-- BEGIN --

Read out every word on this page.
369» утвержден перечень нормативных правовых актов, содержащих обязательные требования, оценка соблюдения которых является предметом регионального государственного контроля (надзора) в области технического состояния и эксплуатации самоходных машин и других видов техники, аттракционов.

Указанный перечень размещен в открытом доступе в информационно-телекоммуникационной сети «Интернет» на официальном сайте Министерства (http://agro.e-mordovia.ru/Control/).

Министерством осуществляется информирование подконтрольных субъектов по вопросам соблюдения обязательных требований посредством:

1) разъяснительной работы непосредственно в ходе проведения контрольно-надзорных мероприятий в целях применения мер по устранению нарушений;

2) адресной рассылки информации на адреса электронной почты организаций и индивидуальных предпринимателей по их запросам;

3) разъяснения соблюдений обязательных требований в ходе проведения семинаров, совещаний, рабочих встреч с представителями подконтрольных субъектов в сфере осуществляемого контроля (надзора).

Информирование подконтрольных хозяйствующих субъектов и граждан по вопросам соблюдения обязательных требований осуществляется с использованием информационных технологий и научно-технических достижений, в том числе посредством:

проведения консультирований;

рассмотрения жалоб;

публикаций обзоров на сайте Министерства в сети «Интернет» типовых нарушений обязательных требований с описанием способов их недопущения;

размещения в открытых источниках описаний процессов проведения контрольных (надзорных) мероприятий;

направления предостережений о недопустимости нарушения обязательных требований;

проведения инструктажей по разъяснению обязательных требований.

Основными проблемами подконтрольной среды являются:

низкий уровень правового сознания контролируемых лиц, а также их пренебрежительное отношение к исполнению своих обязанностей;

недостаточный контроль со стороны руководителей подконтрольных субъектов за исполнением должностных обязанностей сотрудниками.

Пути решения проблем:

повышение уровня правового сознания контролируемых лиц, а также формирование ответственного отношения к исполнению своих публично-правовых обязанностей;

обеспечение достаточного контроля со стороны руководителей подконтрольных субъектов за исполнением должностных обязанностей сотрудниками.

-- END --

[Exercise objective] Extract every line containing the string "исполнению" from the material.

[Output below]
низкий уровень правового сознания контролируемых лиц, а также их пренебрежительное отношение к исполнению своих обязанностей;
повышение уровня правового сознания контролируемых лиц, а также формирование ответственного отношения к исполнению своих публично-правовых обязанностей;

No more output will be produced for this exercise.